**To be done**: Go through the entries below and collect each line with the string "такого" in it.

-=-=-=-=-

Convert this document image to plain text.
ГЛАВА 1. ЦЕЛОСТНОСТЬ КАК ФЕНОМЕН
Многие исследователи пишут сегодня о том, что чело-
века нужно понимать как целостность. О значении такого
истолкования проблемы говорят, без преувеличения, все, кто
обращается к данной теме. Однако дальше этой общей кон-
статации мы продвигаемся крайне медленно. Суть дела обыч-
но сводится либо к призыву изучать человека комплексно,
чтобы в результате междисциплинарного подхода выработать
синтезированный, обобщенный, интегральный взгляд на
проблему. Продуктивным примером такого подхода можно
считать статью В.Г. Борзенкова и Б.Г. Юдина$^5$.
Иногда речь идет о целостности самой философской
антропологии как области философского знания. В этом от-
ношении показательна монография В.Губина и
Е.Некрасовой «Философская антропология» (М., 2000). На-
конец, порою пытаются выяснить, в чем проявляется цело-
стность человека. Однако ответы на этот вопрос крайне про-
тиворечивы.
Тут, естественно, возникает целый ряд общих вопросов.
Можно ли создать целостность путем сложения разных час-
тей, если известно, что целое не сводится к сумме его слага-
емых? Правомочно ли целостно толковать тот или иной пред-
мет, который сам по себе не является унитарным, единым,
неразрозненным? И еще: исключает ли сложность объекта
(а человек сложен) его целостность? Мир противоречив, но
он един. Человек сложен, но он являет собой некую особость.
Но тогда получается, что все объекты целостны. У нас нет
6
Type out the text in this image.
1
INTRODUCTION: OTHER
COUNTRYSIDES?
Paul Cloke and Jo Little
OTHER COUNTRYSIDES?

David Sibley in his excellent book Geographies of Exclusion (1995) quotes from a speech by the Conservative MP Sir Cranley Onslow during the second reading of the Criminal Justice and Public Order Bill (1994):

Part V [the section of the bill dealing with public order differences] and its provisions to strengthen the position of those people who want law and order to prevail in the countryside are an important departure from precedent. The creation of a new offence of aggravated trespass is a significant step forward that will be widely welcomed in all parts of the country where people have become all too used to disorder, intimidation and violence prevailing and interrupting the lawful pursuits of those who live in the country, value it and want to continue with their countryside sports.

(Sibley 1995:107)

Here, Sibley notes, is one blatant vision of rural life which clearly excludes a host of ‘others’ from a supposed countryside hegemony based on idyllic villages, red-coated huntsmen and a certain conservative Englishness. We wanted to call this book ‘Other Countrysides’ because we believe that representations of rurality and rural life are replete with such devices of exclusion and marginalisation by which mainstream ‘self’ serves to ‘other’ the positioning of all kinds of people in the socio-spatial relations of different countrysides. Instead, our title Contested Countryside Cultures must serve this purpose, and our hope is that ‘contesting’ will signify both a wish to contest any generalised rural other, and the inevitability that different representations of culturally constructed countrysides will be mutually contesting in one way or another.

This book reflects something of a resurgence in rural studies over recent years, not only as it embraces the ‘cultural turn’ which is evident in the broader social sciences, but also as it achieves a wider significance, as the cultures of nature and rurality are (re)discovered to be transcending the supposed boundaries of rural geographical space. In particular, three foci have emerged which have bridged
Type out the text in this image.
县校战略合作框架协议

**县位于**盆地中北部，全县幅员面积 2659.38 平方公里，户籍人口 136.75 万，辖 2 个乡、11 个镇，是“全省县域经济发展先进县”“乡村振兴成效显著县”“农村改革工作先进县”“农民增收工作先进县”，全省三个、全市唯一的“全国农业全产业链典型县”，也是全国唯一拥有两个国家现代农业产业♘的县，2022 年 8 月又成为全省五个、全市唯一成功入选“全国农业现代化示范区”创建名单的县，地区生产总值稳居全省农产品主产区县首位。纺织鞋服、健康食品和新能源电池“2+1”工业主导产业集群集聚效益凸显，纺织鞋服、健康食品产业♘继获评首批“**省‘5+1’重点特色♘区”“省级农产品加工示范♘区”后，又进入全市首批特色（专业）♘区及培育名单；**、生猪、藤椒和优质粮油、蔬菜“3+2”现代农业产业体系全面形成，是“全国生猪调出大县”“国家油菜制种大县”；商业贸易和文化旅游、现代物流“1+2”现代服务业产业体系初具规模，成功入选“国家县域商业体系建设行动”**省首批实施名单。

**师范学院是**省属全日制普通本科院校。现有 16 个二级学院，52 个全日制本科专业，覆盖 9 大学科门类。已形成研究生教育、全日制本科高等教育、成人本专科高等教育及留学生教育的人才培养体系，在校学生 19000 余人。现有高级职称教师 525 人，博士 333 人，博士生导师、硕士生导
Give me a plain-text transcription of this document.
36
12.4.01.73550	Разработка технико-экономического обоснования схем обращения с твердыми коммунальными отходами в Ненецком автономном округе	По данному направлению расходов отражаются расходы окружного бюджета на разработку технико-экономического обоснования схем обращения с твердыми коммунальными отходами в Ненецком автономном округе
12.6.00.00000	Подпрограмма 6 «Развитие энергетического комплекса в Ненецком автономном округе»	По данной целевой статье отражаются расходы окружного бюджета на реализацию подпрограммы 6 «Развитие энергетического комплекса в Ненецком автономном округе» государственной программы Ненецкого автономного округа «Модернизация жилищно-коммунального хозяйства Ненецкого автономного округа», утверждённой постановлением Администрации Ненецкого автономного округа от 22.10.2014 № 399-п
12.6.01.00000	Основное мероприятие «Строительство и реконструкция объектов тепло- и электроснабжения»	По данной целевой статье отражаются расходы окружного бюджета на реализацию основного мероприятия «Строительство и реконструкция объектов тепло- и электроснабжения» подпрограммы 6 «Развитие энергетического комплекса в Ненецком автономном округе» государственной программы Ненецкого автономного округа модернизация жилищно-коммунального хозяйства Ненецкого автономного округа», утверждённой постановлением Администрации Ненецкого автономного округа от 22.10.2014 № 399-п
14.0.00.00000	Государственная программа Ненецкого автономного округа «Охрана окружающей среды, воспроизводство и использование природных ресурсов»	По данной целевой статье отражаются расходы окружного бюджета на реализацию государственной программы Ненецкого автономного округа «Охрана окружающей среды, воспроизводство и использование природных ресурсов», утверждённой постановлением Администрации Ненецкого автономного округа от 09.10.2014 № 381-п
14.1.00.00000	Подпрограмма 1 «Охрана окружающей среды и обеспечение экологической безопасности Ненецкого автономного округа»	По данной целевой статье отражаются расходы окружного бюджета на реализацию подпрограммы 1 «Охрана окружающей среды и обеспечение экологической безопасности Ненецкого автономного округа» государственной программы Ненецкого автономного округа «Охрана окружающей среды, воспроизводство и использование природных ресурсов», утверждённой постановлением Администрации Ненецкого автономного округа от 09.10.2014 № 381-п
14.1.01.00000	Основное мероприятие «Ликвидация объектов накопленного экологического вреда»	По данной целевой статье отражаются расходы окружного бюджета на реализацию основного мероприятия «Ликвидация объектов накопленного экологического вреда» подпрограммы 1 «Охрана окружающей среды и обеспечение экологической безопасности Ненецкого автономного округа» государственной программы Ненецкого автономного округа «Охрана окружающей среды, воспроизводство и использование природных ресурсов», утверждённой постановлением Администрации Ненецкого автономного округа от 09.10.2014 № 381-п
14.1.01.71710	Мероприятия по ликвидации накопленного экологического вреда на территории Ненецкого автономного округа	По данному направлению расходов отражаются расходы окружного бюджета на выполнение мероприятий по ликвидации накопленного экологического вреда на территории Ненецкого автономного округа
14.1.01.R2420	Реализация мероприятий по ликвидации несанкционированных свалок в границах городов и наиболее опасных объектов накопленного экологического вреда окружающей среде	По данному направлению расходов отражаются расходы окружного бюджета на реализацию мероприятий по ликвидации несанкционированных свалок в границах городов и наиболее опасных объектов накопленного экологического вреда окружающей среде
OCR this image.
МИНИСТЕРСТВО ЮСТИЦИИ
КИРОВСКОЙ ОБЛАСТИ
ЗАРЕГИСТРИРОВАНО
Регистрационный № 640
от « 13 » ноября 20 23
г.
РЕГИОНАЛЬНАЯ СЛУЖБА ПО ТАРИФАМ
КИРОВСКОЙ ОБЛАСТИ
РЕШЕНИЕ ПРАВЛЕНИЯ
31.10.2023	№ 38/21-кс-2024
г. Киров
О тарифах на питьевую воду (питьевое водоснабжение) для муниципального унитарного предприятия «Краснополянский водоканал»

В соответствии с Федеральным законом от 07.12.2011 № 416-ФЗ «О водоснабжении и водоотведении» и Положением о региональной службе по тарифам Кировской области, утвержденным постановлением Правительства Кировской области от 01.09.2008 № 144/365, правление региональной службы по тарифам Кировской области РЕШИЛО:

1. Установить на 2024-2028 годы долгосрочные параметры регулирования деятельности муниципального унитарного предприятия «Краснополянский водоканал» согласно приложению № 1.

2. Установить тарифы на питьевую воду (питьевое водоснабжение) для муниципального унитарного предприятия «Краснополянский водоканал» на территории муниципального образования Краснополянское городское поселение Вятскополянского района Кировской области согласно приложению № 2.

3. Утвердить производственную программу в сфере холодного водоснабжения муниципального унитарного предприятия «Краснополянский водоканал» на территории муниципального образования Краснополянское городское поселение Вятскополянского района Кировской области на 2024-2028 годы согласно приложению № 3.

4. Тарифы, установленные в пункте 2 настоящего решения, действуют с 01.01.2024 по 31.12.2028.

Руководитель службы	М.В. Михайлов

-=-=-=-=-

**Task output**:
века нужно понимать как целостность. О значении такого
проблему. Продуктивным примером такого подхода можно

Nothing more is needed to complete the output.